(Excerpts from a figure dataset)
:::
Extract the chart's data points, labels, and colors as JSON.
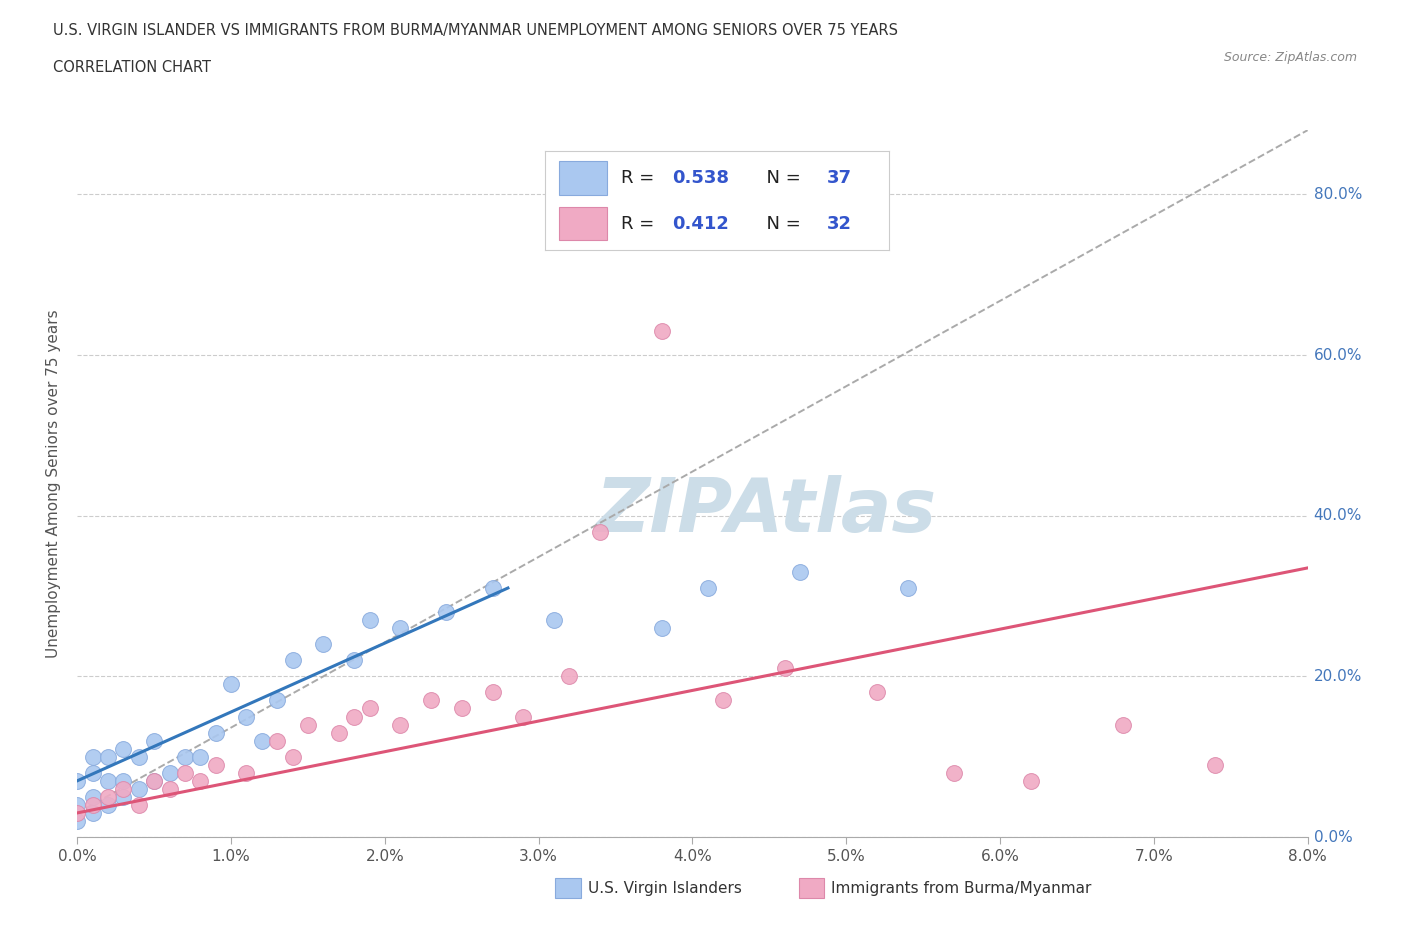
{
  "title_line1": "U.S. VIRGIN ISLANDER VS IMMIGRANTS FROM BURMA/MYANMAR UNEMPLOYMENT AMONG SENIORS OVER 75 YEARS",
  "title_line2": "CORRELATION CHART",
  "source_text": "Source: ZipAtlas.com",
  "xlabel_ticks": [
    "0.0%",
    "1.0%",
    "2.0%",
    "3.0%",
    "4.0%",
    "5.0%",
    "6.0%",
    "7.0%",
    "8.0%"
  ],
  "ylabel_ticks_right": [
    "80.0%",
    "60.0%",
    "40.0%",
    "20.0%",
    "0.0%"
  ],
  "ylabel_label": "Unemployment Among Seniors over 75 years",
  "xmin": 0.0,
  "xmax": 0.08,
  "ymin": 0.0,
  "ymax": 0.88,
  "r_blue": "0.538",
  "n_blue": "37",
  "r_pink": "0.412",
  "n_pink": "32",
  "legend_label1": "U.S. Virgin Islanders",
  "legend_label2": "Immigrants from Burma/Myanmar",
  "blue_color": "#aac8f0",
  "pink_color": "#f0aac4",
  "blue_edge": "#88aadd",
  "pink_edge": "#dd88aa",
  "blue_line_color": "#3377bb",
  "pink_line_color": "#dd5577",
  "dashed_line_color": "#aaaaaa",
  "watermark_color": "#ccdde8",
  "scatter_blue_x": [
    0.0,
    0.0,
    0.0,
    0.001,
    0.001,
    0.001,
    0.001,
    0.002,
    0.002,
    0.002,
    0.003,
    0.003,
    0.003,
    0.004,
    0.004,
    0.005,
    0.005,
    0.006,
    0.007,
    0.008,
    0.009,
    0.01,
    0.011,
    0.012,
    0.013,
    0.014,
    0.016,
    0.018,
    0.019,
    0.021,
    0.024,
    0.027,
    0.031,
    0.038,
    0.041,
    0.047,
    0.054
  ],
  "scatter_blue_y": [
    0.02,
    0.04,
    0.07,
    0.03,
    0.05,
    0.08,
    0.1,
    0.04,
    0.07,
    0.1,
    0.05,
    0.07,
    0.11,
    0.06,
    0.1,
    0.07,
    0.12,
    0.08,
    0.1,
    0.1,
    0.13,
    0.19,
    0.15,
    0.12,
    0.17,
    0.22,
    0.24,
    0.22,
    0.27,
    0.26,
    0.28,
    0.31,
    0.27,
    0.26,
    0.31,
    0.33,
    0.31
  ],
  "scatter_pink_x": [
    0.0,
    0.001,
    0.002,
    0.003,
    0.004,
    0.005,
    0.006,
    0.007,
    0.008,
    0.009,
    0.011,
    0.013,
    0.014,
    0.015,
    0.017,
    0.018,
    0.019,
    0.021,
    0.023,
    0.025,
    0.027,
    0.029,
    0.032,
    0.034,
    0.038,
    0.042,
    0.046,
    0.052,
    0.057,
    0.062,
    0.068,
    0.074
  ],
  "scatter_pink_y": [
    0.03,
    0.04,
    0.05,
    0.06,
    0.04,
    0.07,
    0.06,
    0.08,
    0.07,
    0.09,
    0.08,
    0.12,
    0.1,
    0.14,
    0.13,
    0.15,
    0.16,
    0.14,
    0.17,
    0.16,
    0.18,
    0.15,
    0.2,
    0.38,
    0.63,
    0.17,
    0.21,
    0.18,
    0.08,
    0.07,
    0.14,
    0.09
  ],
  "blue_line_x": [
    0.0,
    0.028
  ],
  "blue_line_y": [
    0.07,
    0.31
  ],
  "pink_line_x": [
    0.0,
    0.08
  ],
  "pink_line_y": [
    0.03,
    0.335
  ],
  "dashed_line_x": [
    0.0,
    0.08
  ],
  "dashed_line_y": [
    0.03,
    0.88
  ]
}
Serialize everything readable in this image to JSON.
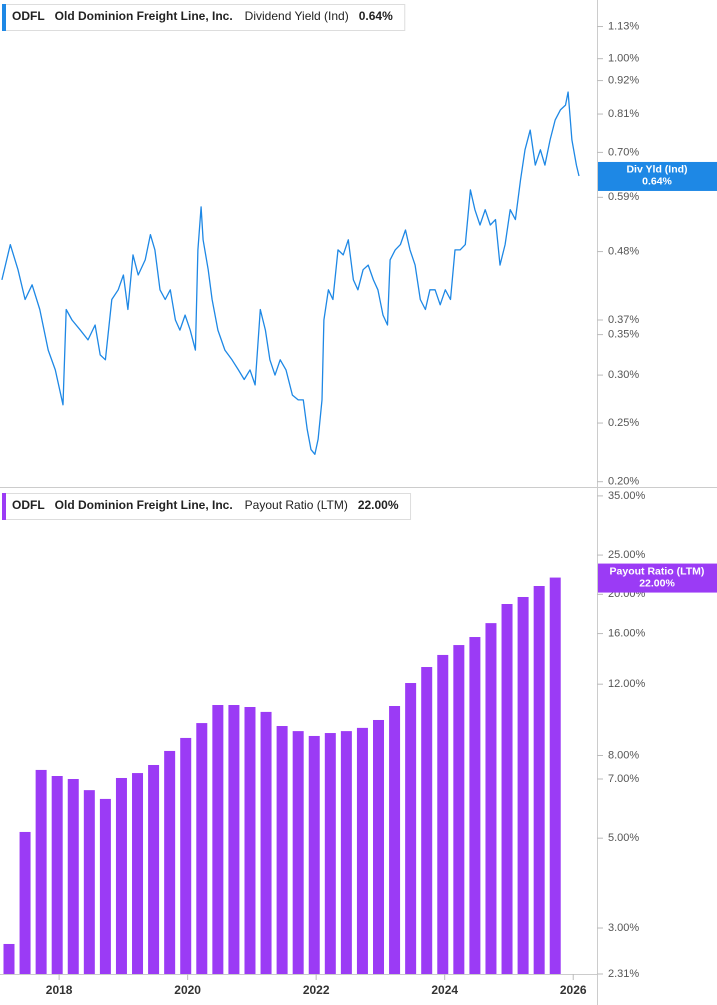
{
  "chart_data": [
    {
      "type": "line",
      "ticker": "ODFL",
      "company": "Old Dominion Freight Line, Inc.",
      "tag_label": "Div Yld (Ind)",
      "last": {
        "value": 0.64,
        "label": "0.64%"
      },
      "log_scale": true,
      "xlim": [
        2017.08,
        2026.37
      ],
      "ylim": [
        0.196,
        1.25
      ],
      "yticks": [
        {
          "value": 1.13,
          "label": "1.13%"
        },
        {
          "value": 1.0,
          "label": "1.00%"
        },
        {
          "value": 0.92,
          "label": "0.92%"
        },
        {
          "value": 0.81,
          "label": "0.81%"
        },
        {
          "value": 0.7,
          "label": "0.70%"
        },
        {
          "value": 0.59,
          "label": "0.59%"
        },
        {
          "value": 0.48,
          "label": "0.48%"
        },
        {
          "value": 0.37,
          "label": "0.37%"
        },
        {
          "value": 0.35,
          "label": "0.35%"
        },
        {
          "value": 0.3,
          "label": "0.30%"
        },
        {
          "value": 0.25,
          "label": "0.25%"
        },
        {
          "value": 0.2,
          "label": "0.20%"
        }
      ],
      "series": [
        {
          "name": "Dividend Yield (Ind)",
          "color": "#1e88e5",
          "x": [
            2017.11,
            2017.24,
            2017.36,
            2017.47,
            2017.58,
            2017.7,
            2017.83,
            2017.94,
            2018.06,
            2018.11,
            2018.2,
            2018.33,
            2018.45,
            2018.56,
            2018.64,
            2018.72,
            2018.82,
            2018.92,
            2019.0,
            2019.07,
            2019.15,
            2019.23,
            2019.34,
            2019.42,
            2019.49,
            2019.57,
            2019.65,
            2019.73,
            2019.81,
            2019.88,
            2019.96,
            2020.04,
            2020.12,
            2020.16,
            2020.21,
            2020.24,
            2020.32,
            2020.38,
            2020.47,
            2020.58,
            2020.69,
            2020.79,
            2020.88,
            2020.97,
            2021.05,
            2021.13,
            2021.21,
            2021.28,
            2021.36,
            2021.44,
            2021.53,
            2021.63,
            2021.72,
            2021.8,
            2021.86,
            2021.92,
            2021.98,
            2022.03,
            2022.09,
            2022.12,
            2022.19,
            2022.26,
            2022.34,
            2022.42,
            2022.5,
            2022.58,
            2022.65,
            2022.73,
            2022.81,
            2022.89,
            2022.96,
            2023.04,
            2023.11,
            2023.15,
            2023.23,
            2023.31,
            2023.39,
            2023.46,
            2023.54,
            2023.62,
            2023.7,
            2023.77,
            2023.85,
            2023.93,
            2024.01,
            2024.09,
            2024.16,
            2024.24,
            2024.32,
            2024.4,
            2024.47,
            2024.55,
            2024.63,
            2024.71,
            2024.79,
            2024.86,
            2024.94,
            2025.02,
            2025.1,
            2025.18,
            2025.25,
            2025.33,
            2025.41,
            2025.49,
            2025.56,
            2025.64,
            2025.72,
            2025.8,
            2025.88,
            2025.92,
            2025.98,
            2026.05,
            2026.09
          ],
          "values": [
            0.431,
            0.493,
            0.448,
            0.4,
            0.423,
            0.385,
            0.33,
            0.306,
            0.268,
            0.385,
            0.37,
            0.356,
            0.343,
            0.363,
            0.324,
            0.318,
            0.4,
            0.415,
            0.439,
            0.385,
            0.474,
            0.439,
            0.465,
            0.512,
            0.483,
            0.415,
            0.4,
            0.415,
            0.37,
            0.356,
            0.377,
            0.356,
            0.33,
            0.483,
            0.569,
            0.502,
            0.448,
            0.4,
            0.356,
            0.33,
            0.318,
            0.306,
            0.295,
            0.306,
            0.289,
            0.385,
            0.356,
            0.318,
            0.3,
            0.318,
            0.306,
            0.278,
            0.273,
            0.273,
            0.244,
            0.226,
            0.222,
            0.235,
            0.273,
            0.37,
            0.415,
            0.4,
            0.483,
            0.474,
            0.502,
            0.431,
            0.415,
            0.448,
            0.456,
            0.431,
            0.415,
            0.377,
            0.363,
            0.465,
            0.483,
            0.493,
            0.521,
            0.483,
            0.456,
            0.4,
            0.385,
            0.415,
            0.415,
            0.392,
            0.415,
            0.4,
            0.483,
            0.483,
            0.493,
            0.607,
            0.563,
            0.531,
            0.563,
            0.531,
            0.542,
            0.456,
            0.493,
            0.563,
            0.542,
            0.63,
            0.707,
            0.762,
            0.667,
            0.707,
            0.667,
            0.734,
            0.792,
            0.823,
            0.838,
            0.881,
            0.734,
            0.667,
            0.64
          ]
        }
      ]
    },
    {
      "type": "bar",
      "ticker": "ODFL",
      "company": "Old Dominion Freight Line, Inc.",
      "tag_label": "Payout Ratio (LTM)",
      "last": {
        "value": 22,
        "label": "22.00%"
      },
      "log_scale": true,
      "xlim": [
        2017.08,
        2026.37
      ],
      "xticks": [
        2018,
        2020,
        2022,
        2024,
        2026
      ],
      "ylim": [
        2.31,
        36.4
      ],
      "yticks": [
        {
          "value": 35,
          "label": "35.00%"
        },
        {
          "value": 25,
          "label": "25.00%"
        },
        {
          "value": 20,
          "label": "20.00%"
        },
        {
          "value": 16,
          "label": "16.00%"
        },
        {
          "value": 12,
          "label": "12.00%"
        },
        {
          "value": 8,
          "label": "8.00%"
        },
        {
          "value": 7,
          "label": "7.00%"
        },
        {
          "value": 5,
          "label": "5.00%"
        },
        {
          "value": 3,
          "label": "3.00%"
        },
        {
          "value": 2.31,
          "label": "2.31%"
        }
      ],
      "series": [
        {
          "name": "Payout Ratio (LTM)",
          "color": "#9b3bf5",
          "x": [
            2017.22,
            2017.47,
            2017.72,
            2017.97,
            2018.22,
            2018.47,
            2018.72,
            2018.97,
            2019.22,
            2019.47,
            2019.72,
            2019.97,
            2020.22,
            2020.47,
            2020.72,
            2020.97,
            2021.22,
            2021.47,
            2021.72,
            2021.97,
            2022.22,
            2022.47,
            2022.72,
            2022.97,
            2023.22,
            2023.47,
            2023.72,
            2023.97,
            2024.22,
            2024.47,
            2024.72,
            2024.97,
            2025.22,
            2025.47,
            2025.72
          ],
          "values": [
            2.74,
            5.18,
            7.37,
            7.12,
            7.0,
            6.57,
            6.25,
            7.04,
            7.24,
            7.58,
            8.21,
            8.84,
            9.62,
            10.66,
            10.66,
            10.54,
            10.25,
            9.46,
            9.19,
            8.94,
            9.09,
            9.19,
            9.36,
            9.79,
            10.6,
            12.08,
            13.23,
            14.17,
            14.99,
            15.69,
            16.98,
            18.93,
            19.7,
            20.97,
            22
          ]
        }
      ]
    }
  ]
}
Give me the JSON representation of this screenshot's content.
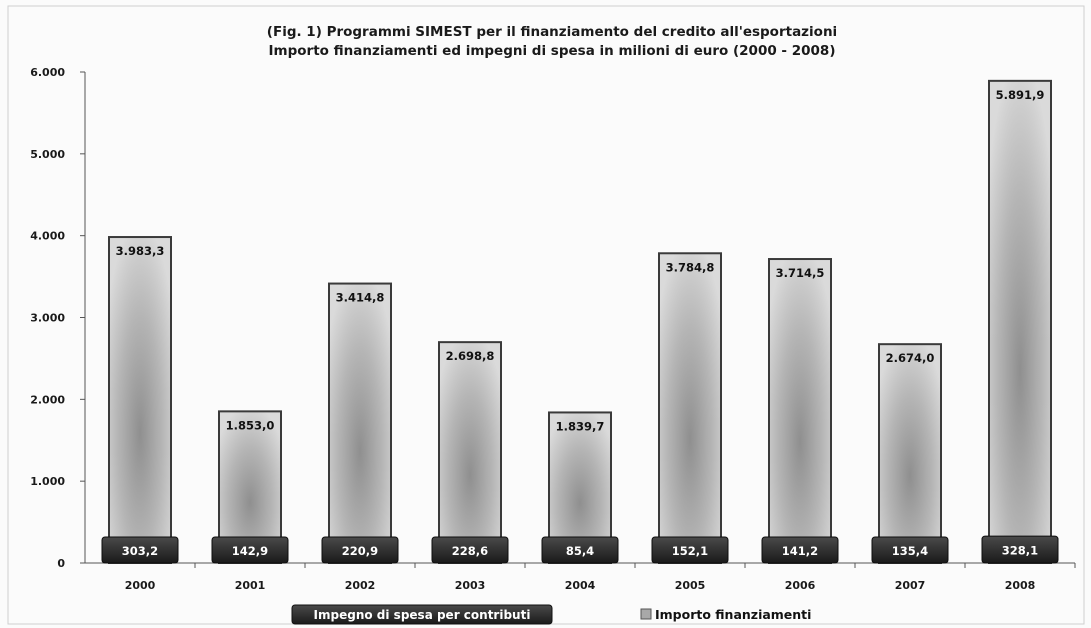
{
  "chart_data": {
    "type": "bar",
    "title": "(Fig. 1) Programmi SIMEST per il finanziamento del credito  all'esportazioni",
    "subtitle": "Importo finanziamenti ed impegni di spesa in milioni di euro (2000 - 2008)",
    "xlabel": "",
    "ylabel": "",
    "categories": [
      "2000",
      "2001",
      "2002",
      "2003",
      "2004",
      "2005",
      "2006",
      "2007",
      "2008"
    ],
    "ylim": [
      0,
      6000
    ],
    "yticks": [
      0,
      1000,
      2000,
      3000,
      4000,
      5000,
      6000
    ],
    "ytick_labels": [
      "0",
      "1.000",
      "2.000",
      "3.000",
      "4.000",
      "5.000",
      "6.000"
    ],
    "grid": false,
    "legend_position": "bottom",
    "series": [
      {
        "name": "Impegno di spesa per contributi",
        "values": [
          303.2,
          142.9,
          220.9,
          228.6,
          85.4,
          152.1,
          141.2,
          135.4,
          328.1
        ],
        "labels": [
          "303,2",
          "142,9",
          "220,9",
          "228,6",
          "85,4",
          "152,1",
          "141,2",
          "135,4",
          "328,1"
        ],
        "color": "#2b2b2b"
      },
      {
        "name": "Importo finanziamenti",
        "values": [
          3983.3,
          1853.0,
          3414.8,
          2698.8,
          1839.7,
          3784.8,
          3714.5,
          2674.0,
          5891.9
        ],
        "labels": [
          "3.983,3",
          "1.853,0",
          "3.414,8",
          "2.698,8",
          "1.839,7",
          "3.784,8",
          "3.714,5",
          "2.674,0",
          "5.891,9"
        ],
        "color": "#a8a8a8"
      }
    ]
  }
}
:::
What you have to do: Looking at the listing above, how many of its lines contain the string "name"? Give the number alone.

Response: 4